* [INSTRUCTIONS TO FOLLOW]:
Retype every entry in its entirety, without alteration.

[Data records]
↓

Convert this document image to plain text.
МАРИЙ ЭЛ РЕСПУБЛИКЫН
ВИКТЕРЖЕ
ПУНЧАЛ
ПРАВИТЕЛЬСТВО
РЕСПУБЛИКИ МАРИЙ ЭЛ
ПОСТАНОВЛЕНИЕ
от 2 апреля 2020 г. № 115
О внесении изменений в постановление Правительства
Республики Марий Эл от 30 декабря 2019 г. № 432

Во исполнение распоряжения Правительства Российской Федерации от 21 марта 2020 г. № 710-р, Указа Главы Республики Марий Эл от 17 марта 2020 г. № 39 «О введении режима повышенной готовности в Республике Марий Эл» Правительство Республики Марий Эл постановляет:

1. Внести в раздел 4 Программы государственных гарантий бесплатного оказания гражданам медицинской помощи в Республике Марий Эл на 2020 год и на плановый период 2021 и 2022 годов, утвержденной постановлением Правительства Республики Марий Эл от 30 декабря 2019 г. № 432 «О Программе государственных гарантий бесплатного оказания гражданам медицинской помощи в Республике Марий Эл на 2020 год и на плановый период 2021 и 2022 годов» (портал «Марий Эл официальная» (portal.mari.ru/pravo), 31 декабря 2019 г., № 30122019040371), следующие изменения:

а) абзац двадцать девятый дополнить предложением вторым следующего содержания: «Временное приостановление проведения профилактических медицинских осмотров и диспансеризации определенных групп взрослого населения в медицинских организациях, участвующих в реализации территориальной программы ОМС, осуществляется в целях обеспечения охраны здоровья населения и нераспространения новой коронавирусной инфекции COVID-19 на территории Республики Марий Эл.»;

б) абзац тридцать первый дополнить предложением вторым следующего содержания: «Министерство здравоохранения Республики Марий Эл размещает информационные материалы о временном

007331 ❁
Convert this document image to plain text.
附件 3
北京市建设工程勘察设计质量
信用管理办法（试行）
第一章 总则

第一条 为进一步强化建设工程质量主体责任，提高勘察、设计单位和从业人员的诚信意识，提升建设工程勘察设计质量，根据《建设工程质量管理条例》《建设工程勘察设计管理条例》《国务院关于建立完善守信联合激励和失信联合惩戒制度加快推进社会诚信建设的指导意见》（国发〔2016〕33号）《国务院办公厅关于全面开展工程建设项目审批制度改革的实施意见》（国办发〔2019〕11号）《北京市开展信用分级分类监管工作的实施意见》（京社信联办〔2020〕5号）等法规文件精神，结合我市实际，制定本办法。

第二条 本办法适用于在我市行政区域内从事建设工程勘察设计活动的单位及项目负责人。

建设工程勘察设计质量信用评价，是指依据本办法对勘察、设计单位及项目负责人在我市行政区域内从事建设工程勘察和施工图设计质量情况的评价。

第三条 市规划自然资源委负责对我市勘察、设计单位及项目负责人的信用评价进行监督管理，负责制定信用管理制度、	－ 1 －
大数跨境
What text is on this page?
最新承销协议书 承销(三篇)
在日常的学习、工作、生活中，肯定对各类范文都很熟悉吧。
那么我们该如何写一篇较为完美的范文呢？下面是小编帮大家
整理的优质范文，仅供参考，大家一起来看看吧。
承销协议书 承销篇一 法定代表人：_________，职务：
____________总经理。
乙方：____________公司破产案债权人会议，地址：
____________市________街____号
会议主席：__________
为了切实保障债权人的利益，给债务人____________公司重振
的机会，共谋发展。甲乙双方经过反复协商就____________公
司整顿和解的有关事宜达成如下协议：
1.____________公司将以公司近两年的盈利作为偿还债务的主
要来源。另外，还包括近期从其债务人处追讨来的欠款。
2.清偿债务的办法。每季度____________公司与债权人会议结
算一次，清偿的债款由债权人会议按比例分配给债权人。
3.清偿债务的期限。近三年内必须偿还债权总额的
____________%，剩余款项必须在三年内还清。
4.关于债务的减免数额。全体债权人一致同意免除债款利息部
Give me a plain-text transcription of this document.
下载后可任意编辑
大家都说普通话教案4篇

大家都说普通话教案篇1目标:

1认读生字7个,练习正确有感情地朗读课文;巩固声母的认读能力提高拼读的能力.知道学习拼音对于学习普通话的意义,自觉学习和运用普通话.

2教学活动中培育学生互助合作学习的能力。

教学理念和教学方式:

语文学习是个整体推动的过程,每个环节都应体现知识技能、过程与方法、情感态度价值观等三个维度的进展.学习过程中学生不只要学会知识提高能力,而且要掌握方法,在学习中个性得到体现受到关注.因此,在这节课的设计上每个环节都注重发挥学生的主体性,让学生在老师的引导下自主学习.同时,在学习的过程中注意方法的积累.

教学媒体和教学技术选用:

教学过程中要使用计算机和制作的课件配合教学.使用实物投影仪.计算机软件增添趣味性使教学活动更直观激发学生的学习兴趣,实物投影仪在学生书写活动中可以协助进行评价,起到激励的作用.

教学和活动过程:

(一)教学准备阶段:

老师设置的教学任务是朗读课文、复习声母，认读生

↑

* [ANSWER]:
Convert this document image to plain text.
МАРИЙ ЭЛ РЕСПУБЛИКЫН
ВИКТЕРЖЕ
ПУНЧАЛ
ПРАВИТЕЛЬСТВО
РЕСПУБЛИКИ МАРИЙ ЭЛ
ПОСТАНОВЛЕНИЕ
от 2 апреля 2020 г. № 115
О внесении изменений в постановление Правительства
Республики Марий Эл от 30 декабря 2019 г. № 432

Во исполнение распоряжения Правительства Российской Федерации от 21 марта 2020 г. № 710-р, Указа Главы Республики Марий Эл от 17 марта 2020 г. № 39 «О введении режима повышенной готовности в Республике Марий Эл» Правительство Республики Марий Эл постановляет:

1. Внести в раздел 4 Программы государственных гарантий бесплатного оказания гражданам медицинской помощи в Республике Марий Эл на 2020 год и на плановый период 2021 и 2022 годов, утвержденной постановлением Правительства Республики Марий Эл от 30 декабря 2019 г. № 432 «О Программе государственных гарантий бесплатного оказания гражданам медицинской помощи в Республике Марий Эл на 2020 год и на плановый период 2021 и 2022 годов» (портал «Марий Эл официальная» (portal.mari.ru/pravo), 31 декабря 2019 г., № 30122019040371), следующие изменения:

а) абзац двадцать девятый дополнить предложением вторым следующего содержания: «Временное приостановление проведения профилактических медицинских осмотров и диспансеризации определенных групп взрослого населения в медицинских организациях, участвующих в реализации территориальной программы ОМС, осуществляется в целях обеспечения охраны здоровья населения и нераспространения новой коронавирусной инфекции COVID-19 на территории Республики Марий Эл.»;

б) абзац тридцать первый дополнить предложением вторым следующего содержания: «Министерство здравоохранения Республики Марий Эл размещает информационные материалы о временном

007331 ❁
Convert this document image to plain text.
附件 3
北京市建设工程勘察设计质量
信用管理办法（试行）
第一章 总则

第一条 为进一步强化建设工程质量主体责任，提高勘察、设计单位和从业人员的诚信意识，提升建设工程勘察设计质量，根据《建设工程质量管理条例》《建设工程勘察设计管理条例》《国务院关于建立完善守信联合激励和失信联合惩戒制度加快推进社会诚信建设的指导意见》（国发〔2016〕33号）《国务院办公厅关于全面开展工程建设项目审批制度改革的实施意见》（国办发〔2019〕11号）《北京市开展信用分级分类监管工作的实施意见》（京社信联办〔2020〕5号）等法规文件精神，结合我市实际，制定本办法。

第二条 本办法适用于在我市行政区域内从事建设工程勘察设计活动的单位及项目负责人。

建设工程勘察设计质量信用评价，是指依据本办法对勘察、设计单位及项目负责人在我市行政区域内从事建设工程勘察和施工图设计质量情况的评价。

第三条 市规划自然资源委负责对我市勘察、设计单位及项目负责人的信用评价进行监督管理，负责制定信用管理制度、	－ 1 －
大数跨境
What text is on this page?
最新承销协议书 承销(三篇)
在日常的学习、工作、生活中，肯定对各类范文都很熟悉吧。
那么我们该如何写一篇较为完美的范文呢？下面是小编帮大家
整理的优质范文，仅供参考，大家一起来看看吧。
承销协议书 承销篇一 法定代表人：_________，职务：
____________总经理。
乙方：____________公司破产案债权人会议，地址：
____________市________街____号
会议主席：__________
为了切实保障债权人的利益，给债务人____________公司重振
的机会，共谋发展。甲乙双方经过反复协商就____________公
司整顿和解的有关事宜达成如下协议：
1.____________公司将以公司近两年的盈利作为偿还债务的主
要来源。另外，还包括近期从其债务人处追讨来的欠款。
2.清偿债务的办法。每季度____________公司与债权人会议结
算一次，清偿的债款由债权人会议按比例分配给债权人。
3.清偿债务的期限。近三年内必须偿还债权总额的
____________%，剩余款项必须在三年内还清。
4.关于债务的减免数额。全体债权人一致同意免除债款利息部
Give me a plain-text transcription of this document.
下载后可任意编辑
大家都说普通话教案4篇

大家都说普通话教案篇1目标:

1认读生字7个,练习正确有感情地朗读课文;巩固声母的认读能力提高拼读的能力.知道学习拼音对于学习普通话的意义,自觉学习和运用普通话.

2教学活动中培育学生互助合作学习的能力。

教学理念和教学方式:

语文学习是个整体推动的过程,每个环节都应体现知识技能、过程与方法、情感态度价值观等三个维度的进展.学习过程中学生不只要学会知识提高能力,而且要掌握方法,在学习中个性得到体现受到关注.因此,在这节课的设计上每个环节都注重发挥学生的主体性,让学生在老师的引导下自主学习.同时,在学习的过程中注意方法的积累.

教学媒体和教学技术选用:

教学过程中要使用计算机和制作的课件配合教学.使用实物投影仪.计算机软件增添趣味性使教学活动更直观激发学生的学习兴趣,实物投影仪在学生书写活动中可以协助进行评价,起到激励的作用.

教学和活动过程:

(一)教学准备阶段:

老师设置的教学任务是朗读课文、复习声母，认读生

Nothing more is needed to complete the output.